§ PROBLEM DETAILS
Beginning with the line where "Transcribe the text in this document." appears, retype every remaining line of the data below, both the first and last included.

§ DATA FOR PROCESSING
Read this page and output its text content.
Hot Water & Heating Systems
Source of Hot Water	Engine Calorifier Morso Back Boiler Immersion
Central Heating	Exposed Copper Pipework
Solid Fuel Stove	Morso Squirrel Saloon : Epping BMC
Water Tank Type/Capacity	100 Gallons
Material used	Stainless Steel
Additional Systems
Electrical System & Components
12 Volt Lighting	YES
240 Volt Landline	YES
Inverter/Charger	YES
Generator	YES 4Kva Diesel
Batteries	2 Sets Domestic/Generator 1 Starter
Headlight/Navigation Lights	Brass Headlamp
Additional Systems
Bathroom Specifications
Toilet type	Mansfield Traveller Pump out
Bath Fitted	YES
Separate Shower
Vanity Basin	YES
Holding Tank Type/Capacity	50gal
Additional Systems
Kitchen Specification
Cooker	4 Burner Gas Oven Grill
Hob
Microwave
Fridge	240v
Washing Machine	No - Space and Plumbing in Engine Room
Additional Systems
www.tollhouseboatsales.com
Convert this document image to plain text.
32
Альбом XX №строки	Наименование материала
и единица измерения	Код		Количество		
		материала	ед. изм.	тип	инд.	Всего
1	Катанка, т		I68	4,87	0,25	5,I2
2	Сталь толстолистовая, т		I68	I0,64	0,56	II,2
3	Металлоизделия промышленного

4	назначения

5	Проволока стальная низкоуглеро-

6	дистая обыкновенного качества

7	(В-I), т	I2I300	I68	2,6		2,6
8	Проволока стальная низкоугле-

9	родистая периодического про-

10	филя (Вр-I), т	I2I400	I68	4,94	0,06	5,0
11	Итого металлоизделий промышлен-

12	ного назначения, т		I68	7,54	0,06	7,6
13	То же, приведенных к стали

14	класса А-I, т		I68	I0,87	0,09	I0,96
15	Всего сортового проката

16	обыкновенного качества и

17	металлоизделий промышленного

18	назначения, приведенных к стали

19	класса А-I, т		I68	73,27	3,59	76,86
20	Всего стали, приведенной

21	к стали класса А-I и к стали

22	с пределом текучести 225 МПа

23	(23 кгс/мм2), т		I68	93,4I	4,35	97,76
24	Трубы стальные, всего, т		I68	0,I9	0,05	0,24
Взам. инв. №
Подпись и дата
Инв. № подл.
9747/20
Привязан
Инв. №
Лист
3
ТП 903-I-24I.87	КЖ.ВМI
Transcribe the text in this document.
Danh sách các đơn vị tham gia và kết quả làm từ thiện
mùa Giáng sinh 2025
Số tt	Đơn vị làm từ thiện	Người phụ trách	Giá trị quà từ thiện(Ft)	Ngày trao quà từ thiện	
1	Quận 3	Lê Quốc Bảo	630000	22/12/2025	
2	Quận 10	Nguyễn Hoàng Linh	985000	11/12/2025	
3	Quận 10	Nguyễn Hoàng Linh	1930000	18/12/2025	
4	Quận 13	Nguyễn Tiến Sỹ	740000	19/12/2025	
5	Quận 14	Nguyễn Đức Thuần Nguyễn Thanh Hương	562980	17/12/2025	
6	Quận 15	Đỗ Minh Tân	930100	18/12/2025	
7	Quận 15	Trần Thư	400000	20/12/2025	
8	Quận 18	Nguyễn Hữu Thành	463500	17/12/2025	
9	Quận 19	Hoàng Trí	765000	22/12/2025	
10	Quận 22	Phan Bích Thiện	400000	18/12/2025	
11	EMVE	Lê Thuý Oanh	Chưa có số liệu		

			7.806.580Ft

§ ANSWER FOR THE TASK
Transcribe the text in this document.
Danh sách các đơn vị tham gia và kết quả làm từ thiện
mùa Giáng sinh 2025
Số tt	Đơn vị làm từ thiện	Người phụ trách	Giá trị quà từ thiện(Ft)	Ngày trao quà từ thiện	
1	Quận 3	Lê Quốc Bảo	630000	22/12/2025	
2	Quận 10	Nguyễn Hoàng Linh	985000	11/12/2025	
3	Quận 10	Nguyễn Hoàng Linh	1930000	18/12/2025	
4	Quận 13	Nguyễn Tiến Sỹ	740000	19/12/2025	
5	Quận 14	Nguyễn Đức Thuần Nguyễn Thanh Hương	562980	17/12/2025	
6	Quận 15	Đỗ Minh Tân	930100	18/12/2025	
7	Quận 15	Trần Thư	400000	20/12/2025	
8	Quận 18	Nguyễn Hữu Thành	463500	17/12/2025	
9	Quận 19	Hoàng Trí	765000	22/12/2025	
10	Quận 22	Phan Bích Thiện	400000	18/12/2025	
11	EMVE	Lê Thuý Oanh	Chưa có số liệu		

			7.806.580Ft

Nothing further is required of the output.